Deep Learning in Medical Applications: Lesion Segmentation in Skin Cancer Images Using Modified and Improved Encoder-Decoder Architecture

The rise of deep learning techniques, such as a convolutional neural network (CNN) in solving medical image problems, offered fascinating results that motivated researchers to design automatic diagnostic systems. Image segmentation is one of the crucial and challenging steps in the design of a computer-aided diagnosis system owing to the presence of low contrast between skin lesion and background, noise artifacts, color variations, and irregular lesion boundaries. In this paper, we propose a modified and improved encoder-decoder architecture with a smaller network depth and a smaller number of kernels to enhance the segmentation process. The network performs segmentation for skin cancer images to obtain information about the infected area. The proposed model utilizes the power of the VGG19 network’s weight layers for calculating rich features. The deconvolutional layers were designed to regain spatial information of the image. In addition to this, optimized training parameters were adopted to further improve the network’s performance. The designed network was evaluated for two publicly available benchmarked datasets ISIC, and PH2 consists of dermoscopic skin cancer images. The experimental observations proved that the proposed network achieved the higher average values of segmentation accuracy 95.67%, IoU 96.70%, and BF-score of 89.20% on ISIC 2017 and accuracy 98.50%, IoU 93.25%, and BF-score 84.08% on PH2 datasets as compared to other state-of-the-art algorithms on the same datasets.

◇ ◇ ◇ ◇

Check each statement against the skin lesion segmentation abstract above and answer yes or no, quoting the words that settle it. 1. The proposed architecture has a larger network depth. 2. The network was tested on two publicly available datasets. 3. The model draws on the weight layers of the VGG19 network to compute features.

◇ ◇ ◇ ◇

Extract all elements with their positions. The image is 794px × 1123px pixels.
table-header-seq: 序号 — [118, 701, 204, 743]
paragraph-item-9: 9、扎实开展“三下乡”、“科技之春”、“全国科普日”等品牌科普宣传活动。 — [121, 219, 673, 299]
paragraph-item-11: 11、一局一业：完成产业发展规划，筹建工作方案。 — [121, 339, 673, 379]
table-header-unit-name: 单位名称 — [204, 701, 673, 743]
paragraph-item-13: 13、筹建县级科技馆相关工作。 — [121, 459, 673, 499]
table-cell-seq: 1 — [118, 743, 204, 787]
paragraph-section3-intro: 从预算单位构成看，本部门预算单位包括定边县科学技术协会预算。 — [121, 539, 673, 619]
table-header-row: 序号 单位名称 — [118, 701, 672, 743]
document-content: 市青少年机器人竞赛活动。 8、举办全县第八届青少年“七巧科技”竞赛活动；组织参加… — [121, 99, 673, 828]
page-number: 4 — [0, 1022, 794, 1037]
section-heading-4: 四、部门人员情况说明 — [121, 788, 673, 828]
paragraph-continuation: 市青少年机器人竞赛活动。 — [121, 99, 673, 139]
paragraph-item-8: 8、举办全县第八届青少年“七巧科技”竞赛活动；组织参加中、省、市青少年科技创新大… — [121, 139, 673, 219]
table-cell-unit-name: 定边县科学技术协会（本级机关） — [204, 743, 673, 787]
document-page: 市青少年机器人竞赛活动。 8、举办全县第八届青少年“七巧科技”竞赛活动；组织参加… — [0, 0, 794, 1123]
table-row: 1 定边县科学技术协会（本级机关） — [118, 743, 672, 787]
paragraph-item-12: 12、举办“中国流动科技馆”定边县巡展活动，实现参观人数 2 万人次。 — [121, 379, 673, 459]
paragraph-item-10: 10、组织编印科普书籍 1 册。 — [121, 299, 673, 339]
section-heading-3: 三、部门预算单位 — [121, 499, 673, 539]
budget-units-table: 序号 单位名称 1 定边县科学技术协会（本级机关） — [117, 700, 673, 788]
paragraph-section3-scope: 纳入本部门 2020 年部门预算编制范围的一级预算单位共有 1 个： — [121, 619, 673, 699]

◇ ◇ ◇ ◇

RESPONSE FOR THIS EXERCISE
1. No: "with a smaller network depth and a smaller number of kernels"
2. Yes: "evaluated for two publicly available benchmarked datasets ISIC, and PH2"
3. Yes: "utilizes the power of the VGG19 network’s weight layers for calculating rich features"